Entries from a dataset
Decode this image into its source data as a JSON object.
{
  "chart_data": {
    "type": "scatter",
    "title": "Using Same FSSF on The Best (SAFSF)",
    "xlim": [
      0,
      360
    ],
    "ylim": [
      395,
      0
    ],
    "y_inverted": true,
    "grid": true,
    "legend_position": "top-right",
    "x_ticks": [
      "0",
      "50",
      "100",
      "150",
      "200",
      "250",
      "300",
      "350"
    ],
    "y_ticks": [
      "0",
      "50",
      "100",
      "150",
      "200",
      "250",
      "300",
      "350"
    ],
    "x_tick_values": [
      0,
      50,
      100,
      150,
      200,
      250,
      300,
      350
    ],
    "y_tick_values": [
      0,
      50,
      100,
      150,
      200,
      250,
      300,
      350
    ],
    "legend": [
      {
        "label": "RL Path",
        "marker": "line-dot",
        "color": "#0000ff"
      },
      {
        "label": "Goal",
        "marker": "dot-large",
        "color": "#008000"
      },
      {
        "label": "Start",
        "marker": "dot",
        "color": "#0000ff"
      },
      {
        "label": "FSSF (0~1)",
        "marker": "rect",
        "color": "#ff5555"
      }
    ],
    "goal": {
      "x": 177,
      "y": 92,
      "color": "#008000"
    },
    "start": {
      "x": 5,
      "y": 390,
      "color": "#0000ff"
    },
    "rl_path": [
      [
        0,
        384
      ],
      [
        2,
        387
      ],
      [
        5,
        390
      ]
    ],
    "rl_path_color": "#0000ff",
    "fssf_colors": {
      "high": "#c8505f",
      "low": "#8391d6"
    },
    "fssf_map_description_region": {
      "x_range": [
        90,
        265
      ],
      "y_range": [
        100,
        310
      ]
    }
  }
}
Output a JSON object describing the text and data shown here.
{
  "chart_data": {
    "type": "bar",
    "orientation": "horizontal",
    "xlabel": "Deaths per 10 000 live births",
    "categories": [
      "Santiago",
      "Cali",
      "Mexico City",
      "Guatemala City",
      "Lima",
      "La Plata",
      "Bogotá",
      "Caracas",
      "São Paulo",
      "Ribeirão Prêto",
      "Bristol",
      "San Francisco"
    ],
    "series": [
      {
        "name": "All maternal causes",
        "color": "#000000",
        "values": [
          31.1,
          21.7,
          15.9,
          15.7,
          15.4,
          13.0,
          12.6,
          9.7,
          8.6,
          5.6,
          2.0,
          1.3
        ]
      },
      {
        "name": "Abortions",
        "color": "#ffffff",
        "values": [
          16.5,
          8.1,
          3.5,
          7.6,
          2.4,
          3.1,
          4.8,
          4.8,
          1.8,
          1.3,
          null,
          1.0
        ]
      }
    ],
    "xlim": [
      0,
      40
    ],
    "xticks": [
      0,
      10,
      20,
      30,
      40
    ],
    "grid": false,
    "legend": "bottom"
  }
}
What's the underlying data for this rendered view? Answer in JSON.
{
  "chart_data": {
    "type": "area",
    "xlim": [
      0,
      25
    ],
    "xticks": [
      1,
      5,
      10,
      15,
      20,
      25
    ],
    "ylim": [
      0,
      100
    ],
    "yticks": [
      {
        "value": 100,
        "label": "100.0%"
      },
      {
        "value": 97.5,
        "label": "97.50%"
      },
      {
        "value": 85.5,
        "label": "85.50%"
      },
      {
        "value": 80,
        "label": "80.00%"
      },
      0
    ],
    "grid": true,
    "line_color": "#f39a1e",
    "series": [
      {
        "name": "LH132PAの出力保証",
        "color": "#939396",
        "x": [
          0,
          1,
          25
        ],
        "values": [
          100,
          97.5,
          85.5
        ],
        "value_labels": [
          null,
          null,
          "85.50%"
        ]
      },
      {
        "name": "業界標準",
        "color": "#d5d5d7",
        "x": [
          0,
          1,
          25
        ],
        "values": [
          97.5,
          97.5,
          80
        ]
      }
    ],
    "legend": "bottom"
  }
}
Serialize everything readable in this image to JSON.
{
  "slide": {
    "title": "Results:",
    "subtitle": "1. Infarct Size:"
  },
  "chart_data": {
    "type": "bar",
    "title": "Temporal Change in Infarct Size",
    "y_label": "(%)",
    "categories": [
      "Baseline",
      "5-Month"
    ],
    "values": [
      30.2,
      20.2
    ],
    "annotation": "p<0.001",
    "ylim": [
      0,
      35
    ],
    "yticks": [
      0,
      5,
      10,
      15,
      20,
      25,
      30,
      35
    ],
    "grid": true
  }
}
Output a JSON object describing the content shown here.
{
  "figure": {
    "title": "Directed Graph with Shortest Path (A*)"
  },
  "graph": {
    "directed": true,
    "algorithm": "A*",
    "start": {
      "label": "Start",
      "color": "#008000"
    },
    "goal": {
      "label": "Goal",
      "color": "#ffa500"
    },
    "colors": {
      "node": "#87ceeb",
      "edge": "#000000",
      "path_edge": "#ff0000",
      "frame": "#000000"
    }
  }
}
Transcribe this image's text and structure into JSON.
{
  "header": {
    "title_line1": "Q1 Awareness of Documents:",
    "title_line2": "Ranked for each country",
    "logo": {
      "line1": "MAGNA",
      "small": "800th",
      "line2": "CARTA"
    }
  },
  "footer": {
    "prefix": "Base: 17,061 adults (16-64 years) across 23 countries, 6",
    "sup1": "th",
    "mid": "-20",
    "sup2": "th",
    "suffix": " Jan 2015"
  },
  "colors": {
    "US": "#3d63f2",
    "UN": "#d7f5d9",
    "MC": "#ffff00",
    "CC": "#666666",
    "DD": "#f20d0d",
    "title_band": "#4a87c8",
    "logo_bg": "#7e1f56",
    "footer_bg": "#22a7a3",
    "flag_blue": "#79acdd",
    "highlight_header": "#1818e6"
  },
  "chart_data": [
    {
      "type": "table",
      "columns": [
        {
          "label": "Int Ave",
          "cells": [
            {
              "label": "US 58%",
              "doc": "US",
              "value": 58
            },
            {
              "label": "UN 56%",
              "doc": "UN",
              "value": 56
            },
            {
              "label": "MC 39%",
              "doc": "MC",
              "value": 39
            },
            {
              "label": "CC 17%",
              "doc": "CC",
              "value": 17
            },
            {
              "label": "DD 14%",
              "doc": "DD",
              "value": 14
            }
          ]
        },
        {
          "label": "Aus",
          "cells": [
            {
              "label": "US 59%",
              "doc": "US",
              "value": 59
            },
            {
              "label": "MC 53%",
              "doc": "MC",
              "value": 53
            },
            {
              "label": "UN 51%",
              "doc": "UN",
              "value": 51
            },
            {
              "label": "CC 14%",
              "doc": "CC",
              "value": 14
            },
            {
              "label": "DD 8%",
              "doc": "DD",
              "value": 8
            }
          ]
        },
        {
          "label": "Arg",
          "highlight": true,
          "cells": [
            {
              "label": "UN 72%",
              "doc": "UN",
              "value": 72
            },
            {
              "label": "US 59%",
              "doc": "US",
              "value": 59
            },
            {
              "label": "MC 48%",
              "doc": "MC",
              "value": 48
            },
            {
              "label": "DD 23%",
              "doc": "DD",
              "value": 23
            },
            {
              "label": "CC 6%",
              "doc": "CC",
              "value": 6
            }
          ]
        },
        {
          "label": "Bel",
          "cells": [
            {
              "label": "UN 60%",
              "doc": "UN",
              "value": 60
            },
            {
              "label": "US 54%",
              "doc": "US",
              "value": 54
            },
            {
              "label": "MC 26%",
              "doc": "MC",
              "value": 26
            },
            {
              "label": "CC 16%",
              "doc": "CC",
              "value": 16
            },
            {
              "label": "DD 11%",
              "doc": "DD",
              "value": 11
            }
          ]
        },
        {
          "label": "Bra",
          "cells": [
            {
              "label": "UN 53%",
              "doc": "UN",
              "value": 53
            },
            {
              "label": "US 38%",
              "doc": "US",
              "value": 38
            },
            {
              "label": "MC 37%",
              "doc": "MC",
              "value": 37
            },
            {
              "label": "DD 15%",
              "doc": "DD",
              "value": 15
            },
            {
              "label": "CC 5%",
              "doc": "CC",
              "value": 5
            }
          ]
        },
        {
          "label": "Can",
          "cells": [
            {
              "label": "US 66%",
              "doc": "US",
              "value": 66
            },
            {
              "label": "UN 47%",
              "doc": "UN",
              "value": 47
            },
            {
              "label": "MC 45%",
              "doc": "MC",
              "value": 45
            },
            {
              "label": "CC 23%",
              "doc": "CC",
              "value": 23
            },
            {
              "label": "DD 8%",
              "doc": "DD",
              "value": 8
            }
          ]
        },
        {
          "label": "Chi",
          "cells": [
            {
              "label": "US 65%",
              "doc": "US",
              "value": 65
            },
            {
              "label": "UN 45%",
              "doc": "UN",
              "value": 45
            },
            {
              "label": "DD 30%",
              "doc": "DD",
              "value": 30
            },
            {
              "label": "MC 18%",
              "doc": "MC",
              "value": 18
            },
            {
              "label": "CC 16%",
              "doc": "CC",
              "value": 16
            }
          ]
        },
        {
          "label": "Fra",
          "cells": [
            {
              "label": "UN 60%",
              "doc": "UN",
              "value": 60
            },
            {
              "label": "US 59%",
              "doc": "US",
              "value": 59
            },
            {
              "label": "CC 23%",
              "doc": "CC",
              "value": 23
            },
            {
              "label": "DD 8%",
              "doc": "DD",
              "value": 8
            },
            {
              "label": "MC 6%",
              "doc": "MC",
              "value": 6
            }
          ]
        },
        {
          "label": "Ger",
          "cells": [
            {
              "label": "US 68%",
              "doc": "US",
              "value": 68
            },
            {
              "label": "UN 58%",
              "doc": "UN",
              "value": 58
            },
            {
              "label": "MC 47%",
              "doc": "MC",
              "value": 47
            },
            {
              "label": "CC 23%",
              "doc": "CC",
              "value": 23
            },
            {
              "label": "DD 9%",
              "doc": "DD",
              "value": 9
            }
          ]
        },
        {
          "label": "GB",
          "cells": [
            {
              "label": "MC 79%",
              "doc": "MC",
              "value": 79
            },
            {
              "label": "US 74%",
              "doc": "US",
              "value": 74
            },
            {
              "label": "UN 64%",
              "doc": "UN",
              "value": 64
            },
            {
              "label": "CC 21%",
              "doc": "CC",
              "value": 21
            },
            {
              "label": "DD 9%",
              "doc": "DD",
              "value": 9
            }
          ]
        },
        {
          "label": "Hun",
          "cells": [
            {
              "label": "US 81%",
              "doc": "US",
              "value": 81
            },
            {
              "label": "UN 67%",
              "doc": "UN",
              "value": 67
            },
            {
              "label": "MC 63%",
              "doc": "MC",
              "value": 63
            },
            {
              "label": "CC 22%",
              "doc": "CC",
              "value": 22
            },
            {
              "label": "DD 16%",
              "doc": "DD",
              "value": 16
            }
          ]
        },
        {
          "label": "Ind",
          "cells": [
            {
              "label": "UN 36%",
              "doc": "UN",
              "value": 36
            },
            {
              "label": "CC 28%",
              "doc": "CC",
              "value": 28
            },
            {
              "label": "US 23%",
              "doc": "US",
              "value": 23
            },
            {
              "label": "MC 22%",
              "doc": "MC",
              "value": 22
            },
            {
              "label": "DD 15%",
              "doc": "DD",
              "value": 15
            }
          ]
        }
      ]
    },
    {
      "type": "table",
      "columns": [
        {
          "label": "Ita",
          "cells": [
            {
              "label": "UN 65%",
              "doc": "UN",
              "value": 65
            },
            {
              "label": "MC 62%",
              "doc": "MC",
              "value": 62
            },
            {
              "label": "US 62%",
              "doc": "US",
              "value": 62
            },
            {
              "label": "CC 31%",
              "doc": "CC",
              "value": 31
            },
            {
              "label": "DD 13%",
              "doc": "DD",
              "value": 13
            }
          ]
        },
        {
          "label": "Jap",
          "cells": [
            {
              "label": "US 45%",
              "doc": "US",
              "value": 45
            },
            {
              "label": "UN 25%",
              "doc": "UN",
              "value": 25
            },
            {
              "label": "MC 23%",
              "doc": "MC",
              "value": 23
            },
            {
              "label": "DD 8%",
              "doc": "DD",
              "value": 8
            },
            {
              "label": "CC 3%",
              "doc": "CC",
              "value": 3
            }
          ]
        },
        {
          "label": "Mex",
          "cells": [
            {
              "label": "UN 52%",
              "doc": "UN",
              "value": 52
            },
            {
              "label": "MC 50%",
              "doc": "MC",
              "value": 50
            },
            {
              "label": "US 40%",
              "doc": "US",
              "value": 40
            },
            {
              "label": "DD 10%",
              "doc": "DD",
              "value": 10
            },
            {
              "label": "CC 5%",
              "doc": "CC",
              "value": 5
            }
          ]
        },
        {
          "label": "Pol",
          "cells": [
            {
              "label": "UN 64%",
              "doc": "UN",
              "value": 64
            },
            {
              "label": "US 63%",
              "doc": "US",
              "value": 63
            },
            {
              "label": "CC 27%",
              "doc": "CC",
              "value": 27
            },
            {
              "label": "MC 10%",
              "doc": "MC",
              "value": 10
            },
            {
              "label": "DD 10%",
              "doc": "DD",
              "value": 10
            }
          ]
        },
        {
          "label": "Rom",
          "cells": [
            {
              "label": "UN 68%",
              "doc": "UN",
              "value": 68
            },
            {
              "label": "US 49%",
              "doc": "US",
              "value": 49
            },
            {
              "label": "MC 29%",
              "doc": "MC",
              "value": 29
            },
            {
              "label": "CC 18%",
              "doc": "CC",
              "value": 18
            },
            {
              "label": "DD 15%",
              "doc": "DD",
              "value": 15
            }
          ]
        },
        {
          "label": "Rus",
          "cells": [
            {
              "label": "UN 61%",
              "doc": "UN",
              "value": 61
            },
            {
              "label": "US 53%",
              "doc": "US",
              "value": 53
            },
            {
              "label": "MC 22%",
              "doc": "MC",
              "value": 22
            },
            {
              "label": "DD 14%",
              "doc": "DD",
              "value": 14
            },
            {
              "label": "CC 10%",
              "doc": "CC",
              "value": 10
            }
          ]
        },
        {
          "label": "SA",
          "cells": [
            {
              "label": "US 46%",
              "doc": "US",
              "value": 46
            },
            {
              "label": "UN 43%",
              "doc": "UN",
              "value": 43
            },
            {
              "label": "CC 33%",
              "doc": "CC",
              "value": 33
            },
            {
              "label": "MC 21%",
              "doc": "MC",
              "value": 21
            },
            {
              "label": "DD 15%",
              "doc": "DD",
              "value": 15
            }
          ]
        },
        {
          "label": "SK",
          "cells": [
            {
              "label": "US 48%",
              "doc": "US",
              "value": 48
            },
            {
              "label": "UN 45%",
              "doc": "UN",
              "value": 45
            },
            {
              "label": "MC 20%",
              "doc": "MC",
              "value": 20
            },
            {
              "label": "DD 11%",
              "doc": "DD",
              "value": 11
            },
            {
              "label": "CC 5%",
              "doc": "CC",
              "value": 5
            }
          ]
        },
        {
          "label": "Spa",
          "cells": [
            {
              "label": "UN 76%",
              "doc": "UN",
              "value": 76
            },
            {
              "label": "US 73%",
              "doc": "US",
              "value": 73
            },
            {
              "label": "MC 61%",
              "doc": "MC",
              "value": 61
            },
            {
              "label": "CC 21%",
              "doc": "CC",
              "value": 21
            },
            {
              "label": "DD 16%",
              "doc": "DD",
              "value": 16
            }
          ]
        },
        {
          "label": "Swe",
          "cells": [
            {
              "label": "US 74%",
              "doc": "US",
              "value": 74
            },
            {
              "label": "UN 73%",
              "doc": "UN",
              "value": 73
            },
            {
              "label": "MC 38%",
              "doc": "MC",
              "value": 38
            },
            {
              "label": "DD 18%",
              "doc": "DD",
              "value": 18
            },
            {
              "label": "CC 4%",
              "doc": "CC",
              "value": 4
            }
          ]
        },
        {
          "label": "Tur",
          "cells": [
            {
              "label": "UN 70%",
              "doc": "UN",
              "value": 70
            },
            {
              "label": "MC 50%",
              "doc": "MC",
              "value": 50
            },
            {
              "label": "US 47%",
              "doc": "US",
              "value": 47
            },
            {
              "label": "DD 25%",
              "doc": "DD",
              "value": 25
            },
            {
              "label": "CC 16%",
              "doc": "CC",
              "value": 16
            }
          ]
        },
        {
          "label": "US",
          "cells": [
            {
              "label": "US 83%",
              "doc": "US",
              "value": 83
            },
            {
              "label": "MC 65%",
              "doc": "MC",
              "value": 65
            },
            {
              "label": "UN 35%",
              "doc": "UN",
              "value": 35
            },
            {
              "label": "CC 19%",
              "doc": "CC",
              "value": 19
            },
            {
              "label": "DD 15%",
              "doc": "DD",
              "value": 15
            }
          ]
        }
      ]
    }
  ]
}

* [PROBLEM STATEMENT]: Check each line of the records above for the string "Size", and report every line that has it.

* [RESULT]:
    "subtitle": "1. Infarct Size:"
    "title": "Temporal Change in Infarct Size",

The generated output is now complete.